>>>>
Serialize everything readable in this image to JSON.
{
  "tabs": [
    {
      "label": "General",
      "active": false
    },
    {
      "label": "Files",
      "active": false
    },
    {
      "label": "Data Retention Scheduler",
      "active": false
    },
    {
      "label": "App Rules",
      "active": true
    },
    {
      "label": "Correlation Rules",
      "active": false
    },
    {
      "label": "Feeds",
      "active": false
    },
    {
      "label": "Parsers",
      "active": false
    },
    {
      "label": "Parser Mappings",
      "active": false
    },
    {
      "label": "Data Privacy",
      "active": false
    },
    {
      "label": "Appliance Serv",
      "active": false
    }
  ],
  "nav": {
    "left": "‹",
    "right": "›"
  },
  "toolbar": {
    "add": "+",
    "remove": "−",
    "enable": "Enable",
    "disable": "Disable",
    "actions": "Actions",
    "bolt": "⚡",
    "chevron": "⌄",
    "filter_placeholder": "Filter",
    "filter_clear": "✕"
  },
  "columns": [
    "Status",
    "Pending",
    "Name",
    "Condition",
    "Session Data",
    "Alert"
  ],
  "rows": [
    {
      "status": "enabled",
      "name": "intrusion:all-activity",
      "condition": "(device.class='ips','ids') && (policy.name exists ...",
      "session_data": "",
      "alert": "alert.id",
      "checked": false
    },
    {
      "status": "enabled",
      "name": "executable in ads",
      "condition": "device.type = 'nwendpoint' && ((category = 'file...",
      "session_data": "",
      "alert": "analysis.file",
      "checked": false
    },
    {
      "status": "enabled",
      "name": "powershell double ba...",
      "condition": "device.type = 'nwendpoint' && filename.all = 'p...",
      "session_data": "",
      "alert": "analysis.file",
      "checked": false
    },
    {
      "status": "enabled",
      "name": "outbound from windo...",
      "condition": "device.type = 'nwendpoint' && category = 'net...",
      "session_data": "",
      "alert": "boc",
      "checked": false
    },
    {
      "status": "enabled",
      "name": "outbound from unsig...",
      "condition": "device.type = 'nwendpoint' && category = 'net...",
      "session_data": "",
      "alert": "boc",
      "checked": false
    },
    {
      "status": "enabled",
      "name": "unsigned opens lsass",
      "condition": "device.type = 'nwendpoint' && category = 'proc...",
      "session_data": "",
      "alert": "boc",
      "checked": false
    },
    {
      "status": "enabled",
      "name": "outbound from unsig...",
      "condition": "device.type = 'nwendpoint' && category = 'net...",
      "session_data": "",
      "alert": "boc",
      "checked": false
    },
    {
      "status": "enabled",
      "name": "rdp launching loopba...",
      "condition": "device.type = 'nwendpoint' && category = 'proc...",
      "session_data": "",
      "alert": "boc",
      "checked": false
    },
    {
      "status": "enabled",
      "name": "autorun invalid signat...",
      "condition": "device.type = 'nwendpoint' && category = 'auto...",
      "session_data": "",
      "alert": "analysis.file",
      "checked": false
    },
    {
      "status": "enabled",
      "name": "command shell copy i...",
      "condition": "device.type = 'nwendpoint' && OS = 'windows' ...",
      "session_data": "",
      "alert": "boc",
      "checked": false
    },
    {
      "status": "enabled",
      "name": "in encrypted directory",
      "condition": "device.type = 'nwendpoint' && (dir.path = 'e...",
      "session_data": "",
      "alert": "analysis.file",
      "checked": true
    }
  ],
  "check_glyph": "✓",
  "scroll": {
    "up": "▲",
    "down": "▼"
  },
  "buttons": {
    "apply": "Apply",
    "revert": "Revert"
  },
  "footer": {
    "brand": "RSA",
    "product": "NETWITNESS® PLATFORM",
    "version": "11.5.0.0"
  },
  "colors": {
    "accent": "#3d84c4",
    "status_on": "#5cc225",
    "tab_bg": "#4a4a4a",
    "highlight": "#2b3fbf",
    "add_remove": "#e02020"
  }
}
<<<<
## DIRECTIONS
Copy out each line of the listing that holds "nwendpoint".

## TASK SOLUTION
      "condition": "device.type = 'nwendpoint' && ((category = 'file...",
      "condition": "device.type = 'nwendpoint' && filename.all = 'p...",
      "condition": "device.type = 'nwendpoint' && category = 'net...",
      "condition": "device.type = 'nwendpoint' && category = 'net...",
      "condition": "device.type = 'nwendpoint' && category = 'proc...",
      "condition": "device.type = 'nwendpoint' && category = 'net...",
      "condition": "device.type = 'nwendpoint' && category = 'proc...",
      "condition": "device.type = 'nwendpoint' && category = 'auto...",
      "condition": "device.type = 'nwendpoint' && OS = 'windows' ...",
      "condition": "device.type = 'nwendpoint' && (dir.path = 'e...",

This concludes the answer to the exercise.